Reproduce each record exactly.

▶ Items
======

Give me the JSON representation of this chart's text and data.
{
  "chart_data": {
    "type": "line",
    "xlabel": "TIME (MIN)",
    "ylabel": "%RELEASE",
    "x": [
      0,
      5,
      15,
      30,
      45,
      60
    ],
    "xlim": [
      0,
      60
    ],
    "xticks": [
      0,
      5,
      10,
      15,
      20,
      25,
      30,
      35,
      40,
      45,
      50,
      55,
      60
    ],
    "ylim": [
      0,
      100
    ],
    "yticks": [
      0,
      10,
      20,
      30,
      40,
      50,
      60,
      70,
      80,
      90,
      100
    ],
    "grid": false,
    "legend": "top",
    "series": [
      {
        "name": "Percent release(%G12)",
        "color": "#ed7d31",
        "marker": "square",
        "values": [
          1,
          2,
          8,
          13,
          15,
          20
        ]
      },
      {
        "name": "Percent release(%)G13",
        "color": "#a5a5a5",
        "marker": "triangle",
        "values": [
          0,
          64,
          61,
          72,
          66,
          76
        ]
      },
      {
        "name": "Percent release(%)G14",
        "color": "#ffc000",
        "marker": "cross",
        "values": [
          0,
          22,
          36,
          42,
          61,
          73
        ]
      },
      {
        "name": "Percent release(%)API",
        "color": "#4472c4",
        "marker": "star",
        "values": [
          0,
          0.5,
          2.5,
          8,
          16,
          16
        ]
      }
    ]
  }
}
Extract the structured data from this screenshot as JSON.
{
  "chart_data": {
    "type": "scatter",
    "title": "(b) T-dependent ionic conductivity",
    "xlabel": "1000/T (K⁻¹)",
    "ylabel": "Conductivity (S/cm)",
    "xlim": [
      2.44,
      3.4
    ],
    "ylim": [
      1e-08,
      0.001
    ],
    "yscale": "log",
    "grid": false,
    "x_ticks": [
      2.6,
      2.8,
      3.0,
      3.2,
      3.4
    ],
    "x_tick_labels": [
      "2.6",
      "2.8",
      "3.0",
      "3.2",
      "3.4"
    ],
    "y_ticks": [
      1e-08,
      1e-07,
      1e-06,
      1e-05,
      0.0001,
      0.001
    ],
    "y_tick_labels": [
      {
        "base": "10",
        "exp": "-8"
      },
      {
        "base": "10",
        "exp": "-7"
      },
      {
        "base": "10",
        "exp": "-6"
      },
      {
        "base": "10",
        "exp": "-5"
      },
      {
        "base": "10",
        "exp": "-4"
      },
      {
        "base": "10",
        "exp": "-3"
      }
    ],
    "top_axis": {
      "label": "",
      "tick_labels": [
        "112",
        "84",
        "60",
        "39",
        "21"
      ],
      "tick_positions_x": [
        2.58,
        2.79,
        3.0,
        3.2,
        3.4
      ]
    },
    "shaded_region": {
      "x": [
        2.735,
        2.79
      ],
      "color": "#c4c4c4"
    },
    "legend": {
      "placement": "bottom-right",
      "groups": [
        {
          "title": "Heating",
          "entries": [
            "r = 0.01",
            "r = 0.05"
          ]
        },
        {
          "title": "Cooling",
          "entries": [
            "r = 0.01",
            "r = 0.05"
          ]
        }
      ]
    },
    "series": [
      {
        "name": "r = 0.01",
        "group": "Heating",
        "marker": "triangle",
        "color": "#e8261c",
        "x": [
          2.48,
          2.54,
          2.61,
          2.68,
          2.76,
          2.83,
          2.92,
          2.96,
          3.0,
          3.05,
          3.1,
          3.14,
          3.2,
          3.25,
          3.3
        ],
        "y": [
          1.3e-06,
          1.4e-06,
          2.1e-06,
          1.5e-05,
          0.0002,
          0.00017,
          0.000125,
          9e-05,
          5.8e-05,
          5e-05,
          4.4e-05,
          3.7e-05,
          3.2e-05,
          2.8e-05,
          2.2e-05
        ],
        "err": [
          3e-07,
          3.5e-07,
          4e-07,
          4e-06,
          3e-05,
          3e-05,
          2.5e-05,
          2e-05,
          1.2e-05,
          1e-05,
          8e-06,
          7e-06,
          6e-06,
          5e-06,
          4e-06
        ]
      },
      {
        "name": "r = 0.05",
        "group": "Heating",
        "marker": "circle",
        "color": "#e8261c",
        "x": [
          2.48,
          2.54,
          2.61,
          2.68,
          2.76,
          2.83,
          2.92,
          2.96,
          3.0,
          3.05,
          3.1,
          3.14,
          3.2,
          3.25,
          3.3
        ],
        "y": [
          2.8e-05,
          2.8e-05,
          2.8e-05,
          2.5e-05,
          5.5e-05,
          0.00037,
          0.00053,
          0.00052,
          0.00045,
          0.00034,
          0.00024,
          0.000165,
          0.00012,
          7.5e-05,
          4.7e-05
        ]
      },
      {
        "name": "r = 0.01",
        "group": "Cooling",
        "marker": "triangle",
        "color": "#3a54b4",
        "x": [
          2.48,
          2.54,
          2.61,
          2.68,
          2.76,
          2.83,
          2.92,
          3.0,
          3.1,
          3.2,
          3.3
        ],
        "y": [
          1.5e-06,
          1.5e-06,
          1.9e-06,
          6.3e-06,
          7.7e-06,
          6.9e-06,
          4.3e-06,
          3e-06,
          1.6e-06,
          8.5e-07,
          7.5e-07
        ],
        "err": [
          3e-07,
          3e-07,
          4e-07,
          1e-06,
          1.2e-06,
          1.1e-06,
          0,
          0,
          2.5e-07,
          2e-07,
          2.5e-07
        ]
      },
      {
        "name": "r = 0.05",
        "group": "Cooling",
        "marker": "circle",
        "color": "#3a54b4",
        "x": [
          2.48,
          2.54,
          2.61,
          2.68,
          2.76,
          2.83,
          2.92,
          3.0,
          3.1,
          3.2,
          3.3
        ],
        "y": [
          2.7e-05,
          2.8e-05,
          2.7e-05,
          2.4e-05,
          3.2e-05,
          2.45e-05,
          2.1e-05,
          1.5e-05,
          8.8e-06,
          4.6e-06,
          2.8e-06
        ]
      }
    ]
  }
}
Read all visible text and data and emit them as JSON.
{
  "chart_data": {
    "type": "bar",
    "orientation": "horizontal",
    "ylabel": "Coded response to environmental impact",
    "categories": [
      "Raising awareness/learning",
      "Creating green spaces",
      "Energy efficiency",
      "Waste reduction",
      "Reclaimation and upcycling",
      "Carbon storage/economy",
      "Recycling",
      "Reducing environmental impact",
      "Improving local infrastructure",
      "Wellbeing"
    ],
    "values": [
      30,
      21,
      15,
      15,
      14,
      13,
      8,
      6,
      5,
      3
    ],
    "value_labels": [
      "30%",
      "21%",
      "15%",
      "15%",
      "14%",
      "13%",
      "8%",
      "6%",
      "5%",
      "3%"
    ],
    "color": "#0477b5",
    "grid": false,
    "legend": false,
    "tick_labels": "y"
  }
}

======

▶ Completed task
Give me the JSON representation of this chart's text and data.
{
  "chart_data": {
    "type": "line",
    "xlabel": "TIME (MIN)",
    "ylabel": "%RELEASE",
    "x": [
      0,
      5,
      15,
      30,
      45,
      60
    ],
    "xlim": [
      0,
      60
    ],
    "xticks": [
      0,
      5,
      10,
      15,
      20,
      25,
      30,
      35,
      40,
      45,
      50,
      55,
      60
    ],
    "ylim": [
      0,
      100
    ],
    "yticks": [
      0,
      10,
      20,
      30,
      40,
      50,
      60,
      70,
      80,
      90,
      100
    ],
    "grid": false,
    "legend": "top",
    "series": [
      {
        "name": "Percent release(%G12)",
        "color": "#ed7d31",
        "marker": "square",
        "values": [
          1,
          2,
          8,
          13,
          15,
          20
        ]
      },
      {
        "name": "Percent release(%)G13",
        "color": "#a5a5a5",
        "marker": "triangle",
        "values": [
          0,
          64,
          61,
          72,
          66,
          76
        ]
      },
      {
        "name": "Percent release(%)G14",
        "color": "#ffc000",
        "marker": "cross",
        "values": [
          0,
          22,
          36,
          42,
          61,
          73
        ]
      },
      {
        "name": "Percent release(%)API",
        "color": "#4472c4",
        "marker": "star",
        "values": [
          0,
          0.5,
          2.5,
          8,
          16,
          16
        ]
      }
    ]
  }
}
Extract the structured data from this screenshot as JSON.
{
  "chart_data": {
    "type": "scatter",
    "title": "(b) T-dependent ionic conductivity",
    "xlabel": "1000/T (K⁻¹)",
    "ylabel": "Conductivity (S/cm)",
    "xlim": [
      2.44,
      3.4
    ],
    "ylim": [
      1e-08,
      0.001
    ],
    "yscale": "log",
    "grid": false,
    "x_ticks": [
      2.6,
      2.8,
      3.0,
      3.2,
      3.4
    ],
    "x_tick_labels": [
      "2.6",
      "2.8",
      "3.0",
      "3.2",
      "3.4"
    ],
    "y_ticks": [
      1e-08,
      1e-07,
      1e-06,
      1e-05,
      0.0001,
      0.001
    ],
    "y_tick_labels": [
      {
        "base": "10",
        "exp": "-8"
      },
      {
        "base": "10",
        "exp": "-7"
      },
      {
        "base": "10",
        "exp": "-6"
      },
      {
        "base": "10",
        "exp": "-5"
      },
      {
        "base": "10",
        "exp": "-4"
      },
      {
        "base": "10",
        "exp": "-3"
      }
    ],
    "top_axis": {
      "label": "",
      "tick_labels": [
        "112",
        "84",
        "60",
        "39",
        "21"
      ],
      "tick_positions_x": [
        2.58,
        2.79,
        3.0,
        3.2,
        3.4
      ]
    },
    "shaded_region": {
      "x": [
        2.735,
        2.79
      ],
      "color": "#c4c4c4"
    },
    "legend": {
      "placement": "bottom-right",
      "groups": [
        {
          "title": "Heating",
          "entries": [
            "r = 0.01",
            "r = 0.05"
          ]
        },
        {
          "title": "Cooling",
          "entries": [
            "r = 0.01",
            "r = 0.05"
          ]
        }
      ]
    },
    "series": [
      {
        "name": "r = 0.01",
        "group": "Heating",
        "marker": "triangle",
        "color": "#e8261c",
        "x": [
          2.48,
          2.54,
          2.61,
          2.68,
          2.76,
          2.83,
          2.92,
          2.96,
          3.0,
          3.05,
          3.1,
          3.14,
          3.2,
          3.25,
          3.3
        ],
        "y": [
          1.3e-06,
          1.4e-06,
          2.1e-06,
          1.5e-05,
          0.0002,
          0.00017,
          0.000125,
          9e-05,
          5.8e-05,
          5e-05,
          4.4e-05,
          3.7e-05,
          3.2e-05,
          2.8e-05,
          2.2e-05
        ],
        "err": [
          3e-07,
          3.5e-07,
          4e-07,
          4e-06,
          3e-05,
          3e-05,
          2.5e-05,
          2e-05,
          1.2e-05,
          1e-05,
          8e-06,
          7e-06,
          6e-06,
          5e-06,
          4e-06
        ]
      },
      {
        "name": "r = 0.05",
        "group": "Heating",
        "marker": "circle",
        "color": "#e8261c",
        "x": [
          2.48,
          2.54,
          2.61,
          2.68,
          2.76,
          2.83,
          2.92,
          2.96,
          3.0,
          3.05,
          3.1,
          3.14,
          3.2,
          3.25,
          3.3
        ],
        "y": [
          2.8e-05,
          2.8e-05,
          2.8e-05,
          2.5e-05,
          5.5e-05,
          0.00037,
          0.00053,
          0.00052,
          0.00045,
          0.00034,
          0.00024,
          0.000165,
          0.00012,
          7.5e-05,
          4.7e-05
        ]
      },
      {
        "name": "r = 0.01",
        "group": "Cooling",
        "marker": "triangle",
        "color": "#3a54b4",
        "x": [
          2.48,
          2.54,
          2.61,
          2.68,
          2.76,
          2.83,
          2.92,
          3.0,
          3.1,
          3.2,
          3.3
        ],
        "y": [
          1.5e-06,
          1.5e-06,
          1.9e-06,
          6.3e-06,
          7.7e-06,
          6.9e-06,
          4.3e-06,
          3e-06,
          1.6e-06,
          8.5e-07,
          7.5e-07
        ],
        "err": [
          3e-07,
          3e-07,
          4e-07,
          1e-06,
          1.2e-06,
          1.1e-06,
          0,
          0,
          2.5e-07,
          2e-07,
          2.5e-07
        ]
      },
      {
        "name": "r = 0.05",
        "group": "Cooling",
        "marker": "circle",
        "color": "#3a54b4",
        "x": [
          2.48,
          2.54,
          2.61,
          2.68,
          2.76,
          2.83,
          2.92,
          3.0,
          3.1,
          3.2,
          3.3
        ],
        "y": [
          2.7e-05,
          2.8e-05,
          2.7e-05,
          2.4e-05,
          3.2e-05,
          2.45e-05,
          2.1e-05,
          1.5e-05,
          8.8e-06,
          4.6e-06,
          2.8e-06
        ]
      }
    ]
  }
}
Read all visible text and data and emit them as JSON.
{
  "chart_data": {
    "type": "bar",
    "orientation": "horizontal",
    "ylabel": "Coded response to environmental impact",
    "categories": [
      "Raising awareness/learning",
      "Creating green spaces",
      "Energy efficiency",
      "Waste reduction",
      "Reclaimation and upcycling",
      "Carbon storage/economy",
      "Recycling",
      "Reducing environmental impact",
      "Improving local infrastructure",
      "Wellbeing"
    ],
    "values": [
      30,
      21,
      15,
      15,
      14,
      13,
      8,
      6,
      5,
      3
    ],
    "value_labels": [
      "30%",
      "21%",
      "15%",
      "15%",
      "14%",
      "13%",
      "8%",
      "6%",
      "5%",
      "3%"
    ],
    "color": "#0477b5",
    "grid": false,
    "legend": false,
    "tick_labels": "y"
  }
}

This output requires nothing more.